Reproduce the entries from the start through the line with "- x-tick-label: 06:00: [448, 1216, 544, 1259]", inclusive, swapping every "layer-bar" for "column" and leaving everything else unchanged.
>>
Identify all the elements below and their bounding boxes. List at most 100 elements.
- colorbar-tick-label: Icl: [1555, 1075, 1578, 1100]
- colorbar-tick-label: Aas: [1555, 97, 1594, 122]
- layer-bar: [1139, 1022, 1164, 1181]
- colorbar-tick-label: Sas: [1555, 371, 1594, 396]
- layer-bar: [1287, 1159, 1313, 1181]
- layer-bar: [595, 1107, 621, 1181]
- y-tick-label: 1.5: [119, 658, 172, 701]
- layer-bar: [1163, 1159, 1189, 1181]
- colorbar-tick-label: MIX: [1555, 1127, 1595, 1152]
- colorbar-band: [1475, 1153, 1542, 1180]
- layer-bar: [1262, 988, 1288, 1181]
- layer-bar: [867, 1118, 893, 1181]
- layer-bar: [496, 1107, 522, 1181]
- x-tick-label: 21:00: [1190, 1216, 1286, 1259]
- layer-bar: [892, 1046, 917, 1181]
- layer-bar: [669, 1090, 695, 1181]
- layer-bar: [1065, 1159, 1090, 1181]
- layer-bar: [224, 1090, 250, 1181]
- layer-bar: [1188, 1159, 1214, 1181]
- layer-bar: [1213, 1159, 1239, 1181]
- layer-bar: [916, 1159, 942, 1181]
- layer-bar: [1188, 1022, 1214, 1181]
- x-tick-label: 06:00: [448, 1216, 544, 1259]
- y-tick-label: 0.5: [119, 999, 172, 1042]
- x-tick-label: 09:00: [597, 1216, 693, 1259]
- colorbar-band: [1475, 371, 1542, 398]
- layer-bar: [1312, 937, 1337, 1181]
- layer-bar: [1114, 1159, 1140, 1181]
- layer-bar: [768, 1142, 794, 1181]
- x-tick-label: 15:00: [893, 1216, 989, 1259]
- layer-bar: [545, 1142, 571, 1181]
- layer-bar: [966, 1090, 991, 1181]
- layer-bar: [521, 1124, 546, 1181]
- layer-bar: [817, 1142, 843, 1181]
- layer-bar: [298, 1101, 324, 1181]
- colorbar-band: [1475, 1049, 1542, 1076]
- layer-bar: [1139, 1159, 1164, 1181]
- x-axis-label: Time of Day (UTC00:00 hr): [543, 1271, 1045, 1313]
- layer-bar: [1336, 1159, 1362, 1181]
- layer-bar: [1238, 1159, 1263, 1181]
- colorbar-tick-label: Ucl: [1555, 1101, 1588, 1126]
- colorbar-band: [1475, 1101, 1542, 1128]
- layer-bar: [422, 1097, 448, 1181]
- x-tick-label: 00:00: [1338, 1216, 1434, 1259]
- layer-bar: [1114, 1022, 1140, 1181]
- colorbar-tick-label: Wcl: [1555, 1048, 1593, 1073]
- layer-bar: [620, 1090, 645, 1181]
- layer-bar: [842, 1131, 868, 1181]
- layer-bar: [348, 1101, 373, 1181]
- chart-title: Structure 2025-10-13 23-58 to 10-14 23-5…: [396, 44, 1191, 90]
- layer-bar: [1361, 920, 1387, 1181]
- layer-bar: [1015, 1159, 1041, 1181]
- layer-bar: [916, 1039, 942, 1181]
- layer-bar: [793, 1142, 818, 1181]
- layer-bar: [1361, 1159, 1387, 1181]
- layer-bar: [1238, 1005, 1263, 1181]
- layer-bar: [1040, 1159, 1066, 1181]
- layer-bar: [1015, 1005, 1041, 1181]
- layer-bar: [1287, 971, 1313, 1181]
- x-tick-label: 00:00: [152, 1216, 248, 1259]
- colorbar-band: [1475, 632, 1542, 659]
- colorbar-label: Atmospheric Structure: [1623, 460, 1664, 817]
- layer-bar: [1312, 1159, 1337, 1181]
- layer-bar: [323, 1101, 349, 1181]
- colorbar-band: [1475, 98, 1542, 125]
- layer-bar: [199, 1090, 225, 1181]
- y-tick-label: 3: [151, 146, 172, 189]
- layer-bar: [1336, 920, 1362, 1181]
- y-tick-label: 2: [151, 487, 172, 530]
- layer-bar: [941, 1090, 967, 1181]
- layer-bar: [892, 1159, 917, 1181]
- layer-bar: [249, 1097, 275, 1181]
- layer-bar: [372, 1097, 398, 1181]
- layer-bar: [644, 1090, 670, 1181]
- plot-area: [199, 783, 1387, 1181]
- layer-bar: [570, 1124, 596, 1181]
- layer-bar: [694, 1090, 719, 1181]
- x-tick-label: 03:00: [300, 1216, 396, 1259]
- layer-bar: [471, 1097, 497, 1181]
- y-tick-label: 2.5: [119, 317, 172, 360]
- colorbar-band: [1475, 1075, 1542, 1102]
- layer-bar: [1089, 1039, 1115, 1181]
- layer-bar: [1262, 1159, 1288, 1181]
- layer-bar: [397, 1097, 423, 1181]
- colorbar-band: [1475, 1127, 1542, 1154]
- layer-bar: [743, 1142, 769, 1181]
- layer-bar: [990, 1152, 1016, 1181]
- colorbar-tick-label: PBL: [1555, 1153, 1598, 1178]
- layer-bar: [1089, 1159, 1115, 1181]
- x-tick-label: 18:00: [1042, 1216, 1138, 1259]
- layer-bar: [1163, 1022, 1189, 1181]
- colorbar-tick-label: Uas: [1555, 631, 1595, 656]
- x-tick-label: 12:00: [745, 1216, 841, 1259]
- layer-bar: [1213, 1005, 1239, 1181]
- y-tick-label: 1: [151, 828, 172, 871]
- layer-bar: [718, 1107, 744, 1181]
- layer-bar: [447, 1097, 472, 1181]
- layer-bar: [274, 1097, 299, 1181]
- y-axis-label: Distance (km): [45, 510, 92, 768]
<<
- ANSWER FOR THE TASK -
Identify all the elements below and their bounding boxes. List at most 100 elements.
- colorbar-tick-label: Icl: [1555, 1075, 1578, 1100]
- colorbar-tick-label: Aas: [1555, 97, 1594, 122]
- column: [1139, 1022, 1164, 1181]
- colorbar-tick-label: Sas: [1555, 371, 1594, 396]
- column: [1287, 1159, 1313, 1181]
- column: [595, 1107, 621, 1181]
- y-tick-label: 1.5: [119, 658, 172, 701]
- column: [1163, 1159, 1189, 1181]
- colorbar-tick-label: MIX: [1555, 1127, 1595, 1152]
- colorbar-band: [1475, 1153, 1542, 1180]
- column: [1262, 988, 1288, 1181]
- column: [867, 1118, 893, 1181]
- column: [496, 1107, 522, 1181]
- x-tick-label: 21:00: [1190, 1216, 1286, 1259]
- column: [892, 1046, 917, 1181]
- column: [669, 1090, 695, 1181]
- column: [1065, 1159, 1090, 1181]
- column: [224, 1090, 250, 1181]
- column: [1188, 1159, 1214, 1181]
- column: [1213, 1159, 1239, 1181]
- column: [916, 1159, 942, 1181]
- column: [1188, 1022, 1214, 1181]
- x-tick-label: 06:00: [448, 1216, 544, 1259]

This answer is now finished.